[Source records]
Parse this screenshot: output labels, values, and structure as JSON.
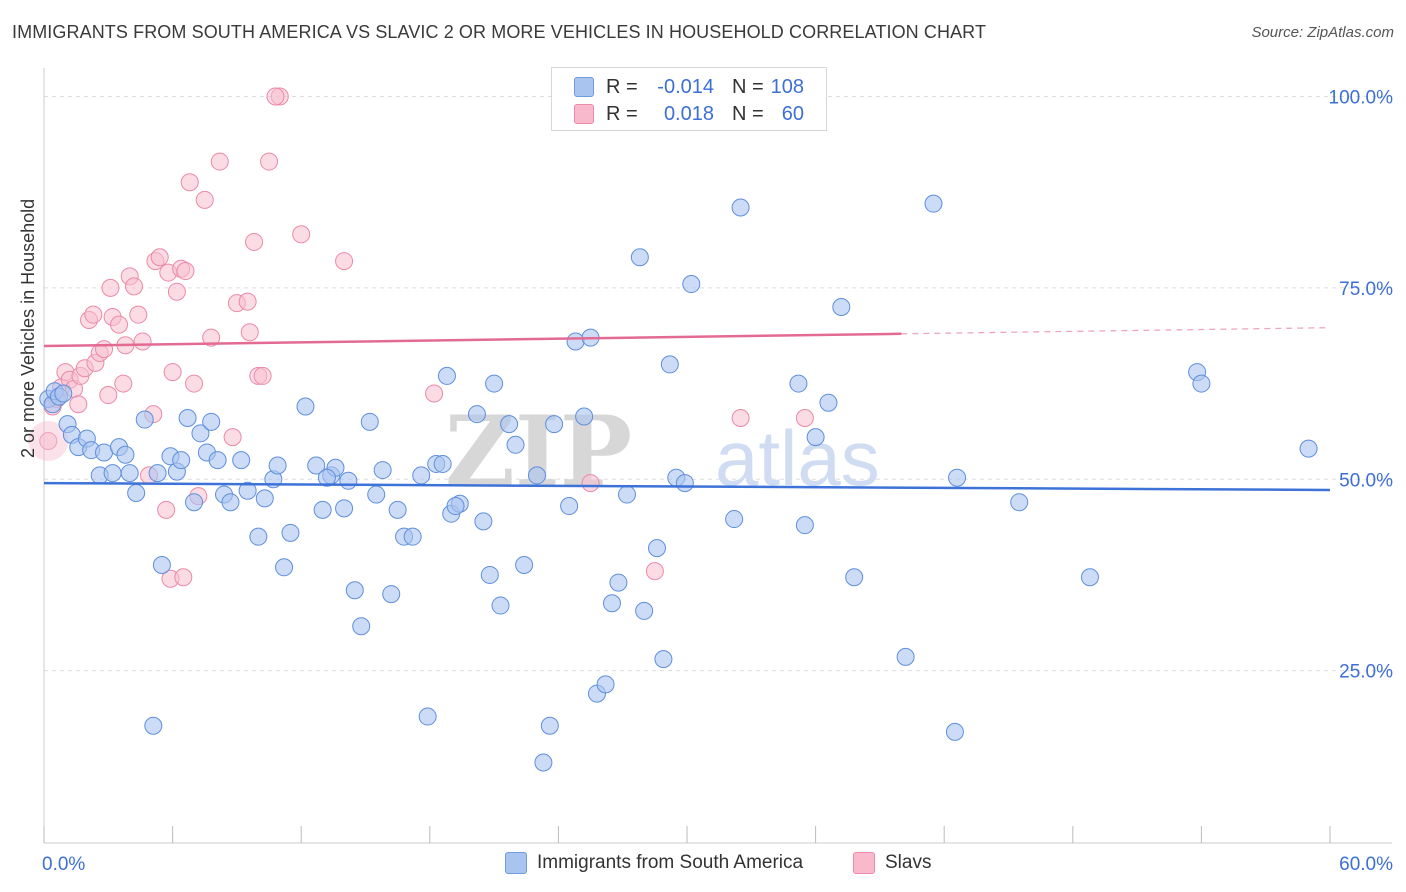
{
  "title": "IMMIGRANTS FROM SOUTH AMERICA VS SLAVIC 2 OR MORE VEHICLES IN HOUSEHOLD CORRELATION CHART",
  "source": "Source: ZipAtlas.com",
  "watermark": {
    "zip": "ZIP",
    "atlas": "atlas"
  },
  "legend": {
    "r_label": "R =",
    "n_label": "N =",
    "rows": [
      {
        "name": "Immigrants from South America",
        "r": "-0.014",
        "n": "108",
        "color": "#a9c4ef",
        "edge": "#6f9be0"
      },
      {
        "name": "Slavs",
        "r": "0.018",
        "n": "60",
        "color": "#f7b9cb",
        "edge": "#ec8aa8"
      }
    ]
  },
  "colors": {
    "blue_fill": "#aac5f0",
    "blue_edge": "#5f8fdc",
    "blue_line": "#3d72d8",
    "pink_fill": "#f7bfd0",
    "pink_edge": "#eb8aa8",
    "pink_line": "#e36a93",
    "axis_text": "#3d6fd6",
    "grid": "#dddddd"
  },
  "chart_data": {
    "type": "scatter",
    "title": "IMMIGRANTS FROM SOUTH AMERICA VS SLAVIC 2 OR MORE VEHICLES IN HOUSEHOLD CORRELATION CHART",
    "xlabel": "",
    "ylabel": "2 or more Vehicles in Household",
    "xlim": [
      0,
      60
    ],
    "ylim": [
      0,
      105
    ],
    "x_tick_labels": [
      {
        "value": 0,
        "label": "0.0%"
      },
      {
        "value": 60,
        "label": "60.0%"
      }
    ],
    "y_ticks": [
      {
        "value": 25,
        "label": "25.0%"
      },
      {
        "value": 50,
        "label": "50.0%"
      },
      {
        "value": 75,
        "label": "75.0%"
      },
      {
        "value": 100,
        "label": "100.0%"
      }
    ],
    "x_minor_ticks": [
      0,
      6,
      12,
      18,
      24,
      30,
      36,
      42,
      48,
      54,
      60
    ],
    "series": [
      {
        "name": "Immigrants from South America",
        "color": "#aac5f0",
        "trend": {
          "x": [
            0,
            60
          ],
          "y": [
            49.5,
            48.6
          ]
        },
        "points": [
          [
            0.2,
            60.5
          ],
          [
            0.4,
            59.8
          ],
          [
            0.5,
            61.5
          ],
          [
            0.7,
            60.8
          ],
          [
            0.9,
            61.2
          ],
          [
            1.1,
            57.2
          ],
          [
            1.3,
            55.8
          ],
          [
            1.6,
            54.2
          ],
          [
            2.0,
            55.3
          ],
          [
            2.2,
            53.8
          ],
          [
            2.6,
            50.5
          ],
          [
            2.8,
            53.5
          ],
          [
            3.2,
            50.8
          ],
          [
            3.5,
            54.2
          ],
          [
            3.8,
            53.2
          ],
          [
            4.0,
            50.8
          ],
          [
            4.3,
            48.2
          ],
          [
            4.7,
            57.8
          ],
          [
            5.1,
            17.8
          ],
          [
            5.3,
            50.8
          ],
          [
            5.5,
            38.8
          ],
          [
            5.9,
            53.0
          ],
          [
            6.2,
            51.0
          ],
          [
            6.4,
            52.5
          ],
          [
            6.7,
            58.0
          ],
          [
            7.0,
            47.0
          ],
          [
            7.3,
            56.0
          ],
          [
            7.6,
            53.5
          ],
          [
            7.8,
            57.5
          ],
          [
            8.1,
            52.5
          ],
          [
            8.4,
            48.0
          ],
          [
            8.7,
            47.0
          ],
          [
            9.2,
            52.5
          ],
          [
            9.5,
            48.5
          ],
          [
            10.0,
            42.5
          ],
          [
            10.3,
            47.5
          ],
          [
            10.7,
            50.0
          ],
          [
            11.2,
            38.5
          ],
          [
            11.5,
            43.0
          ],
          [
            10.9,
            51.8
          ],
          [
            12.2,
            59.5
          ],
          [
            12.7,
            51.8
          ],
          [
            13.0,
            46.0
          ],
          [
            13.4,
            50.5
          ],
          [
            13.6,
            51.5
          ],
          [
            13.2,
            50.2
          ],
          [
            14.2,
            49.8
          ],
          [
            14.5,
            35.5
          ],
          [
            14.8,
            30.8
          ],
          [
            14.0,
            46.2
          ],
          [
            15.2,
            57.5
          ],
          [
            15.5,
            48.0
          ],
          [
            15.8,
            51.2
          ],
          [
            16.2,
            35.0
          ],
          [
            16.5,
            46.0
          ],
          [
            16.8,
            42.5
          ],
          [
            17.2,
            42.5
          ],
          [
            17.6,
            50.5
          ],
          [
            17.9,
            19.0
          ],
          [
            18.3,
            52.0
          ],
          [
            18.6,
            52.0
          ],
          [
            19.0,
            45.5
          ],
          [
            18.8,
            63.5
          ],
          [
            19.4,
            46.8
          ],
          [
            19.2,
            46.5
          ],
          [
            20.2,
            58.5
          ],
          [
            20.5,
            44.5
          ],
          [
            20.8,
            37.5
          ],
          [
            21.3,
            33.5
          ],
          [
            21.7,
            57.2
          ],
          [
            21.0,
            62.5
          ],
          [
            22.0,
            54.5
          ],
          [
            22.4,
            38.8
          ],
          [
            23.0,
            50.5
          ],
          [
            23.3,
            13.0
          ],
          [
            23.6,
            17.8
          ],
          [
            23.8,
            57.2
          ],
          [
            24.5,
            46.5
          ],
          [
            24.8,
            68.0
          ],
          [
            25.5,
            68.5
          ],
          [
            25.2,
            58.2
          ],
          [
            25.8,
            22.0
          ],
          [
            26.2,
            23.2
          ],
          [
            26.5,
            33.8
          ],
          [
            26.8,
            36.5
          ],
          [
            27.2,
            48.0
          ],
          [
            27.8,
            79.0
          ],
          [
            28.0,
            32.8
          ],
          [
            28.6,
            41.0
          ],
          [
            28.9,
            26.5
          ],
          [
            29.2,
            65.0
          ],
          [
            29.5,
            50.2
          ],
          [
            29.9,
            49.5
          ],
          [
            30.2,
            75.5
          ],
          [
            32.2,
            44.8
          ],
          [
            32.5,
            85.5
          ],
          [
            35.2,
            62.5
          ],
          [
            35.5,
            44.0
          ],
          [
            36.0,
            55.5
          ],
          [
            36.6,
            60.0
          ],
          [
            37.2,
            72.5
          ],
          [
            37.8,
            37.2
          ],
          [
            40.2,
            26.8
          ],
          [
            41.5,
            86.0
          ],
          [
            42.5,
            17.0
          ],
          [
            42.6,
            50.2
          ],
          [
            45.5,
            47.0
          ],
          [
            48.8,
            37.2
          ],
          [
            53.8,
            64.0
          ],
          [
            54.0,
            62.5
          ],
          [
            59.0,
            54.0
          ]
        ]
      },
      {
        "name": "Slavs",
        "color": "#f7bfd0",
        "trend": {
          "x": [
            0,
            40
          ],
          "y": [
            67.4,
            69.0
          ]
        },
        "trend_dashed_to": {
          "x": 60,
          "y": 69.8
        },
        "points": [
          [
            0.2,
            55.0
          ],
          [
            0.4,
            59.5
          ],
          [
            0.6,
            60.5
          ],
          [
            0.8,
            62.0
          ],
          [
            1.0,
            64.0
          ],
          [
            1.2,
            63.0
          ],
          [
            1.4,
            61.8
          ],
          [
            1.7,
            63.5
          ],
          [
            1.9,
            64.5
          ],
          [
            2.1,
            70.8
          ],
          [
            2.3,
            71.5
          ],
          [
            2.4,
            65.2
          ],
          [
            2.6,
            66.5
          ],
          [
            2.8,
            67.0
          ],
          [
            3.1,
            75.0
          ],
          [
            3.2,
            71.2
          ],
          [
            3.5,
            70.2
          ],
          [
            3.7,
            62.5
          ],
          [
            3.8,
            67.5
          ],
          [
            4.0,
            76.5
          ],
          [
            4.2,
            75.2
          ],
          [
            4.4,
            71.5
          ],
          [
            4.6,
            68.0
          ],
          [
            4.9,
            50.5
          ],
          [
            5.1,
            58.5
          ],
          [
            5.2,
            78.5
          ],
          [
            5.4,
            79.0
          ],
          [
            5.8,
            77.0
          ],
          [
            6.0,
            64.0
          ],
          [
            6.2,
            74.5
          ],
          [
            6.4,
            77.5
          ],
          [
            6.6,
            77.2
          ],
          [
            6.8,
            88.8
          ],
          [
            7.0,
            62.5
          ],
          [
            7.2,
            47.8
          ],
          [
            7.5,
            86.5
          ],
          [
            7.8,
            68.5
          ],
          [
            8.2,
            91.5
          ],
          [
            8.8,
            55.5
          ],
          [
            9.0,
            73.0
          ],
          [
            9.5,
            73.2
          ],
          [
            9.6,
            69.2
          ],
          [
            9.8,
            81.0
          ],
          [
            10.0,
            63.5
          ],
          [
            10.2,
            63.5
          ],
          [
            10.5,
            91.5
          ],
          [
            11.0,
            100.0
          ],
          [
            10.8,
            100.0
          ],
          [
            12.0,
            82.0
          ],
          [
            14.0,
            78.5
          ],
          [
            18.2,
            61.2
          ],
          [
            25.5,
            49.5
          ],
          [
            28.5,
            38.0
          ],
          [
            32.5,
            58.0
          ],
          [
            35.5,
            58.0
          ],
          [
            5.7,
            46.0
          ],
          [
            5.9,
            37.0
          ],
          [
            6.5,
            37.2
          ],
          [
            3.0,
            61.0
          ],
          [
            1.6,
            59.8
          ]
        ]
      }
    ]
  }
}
--
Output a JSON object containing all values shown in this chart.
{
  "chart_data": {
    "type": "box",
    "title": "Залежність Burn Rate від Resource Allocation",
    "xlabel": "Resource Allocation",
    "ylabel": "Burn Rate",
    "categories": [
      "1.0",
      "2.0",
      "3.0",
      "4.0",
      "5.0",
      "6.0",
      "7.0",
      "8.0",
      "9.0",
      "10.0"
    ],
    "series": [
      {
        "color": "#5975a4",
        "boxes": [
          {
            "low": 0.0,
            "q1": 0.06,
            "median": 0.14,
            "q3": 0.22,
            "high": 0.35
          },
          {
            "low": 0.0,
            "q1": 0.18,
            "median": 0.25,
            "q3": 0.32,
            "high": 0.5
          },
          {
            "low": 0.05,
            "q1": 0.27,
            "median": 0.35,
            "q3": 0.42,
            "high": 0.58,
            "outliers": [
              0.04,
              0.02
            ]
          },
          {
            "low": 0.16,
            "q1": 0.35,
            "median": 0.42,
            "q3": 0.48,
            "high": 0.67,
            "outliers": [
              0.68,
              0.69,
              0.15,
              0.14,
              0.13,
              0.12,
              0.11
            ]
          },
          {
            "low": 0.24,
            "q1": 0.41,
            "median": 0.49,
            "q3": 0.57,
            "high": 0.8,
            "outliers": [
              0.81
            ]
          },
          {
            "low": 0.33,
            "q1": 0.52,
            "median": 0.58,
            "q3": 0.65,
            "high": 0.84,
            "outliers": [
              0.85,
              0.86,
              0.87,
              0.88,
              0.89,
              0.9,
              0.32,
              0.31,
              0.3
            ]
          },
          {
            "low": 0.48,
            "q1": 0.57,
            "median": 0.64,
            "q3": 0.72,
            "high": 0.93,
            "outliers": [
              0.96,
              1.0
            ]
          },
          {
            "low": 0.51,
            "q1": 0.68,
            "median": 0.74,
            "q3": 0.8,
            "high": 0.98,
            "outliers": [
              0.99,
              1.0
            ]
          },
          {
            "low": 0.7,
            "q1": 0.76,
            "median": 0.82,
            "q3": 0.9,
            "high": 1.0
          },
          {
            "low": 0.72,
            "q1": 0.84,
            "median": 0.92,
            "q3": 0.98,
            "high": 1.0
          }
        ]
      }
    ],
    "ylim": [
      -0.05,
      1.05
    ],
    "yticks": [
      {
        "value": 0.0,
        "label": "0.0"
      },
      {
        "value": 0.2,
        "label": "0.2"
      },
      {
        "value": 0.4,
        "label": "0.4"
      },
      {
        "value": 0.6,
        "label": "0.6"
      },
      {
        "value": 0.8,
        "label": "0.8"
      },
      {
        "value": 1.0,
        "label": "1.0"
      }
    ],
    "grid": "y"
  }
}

■ STATED TASK ■
Determine how many lines in the data above contain the string "this". Give nothing except the number.

■ TASK RESPONSE ■
2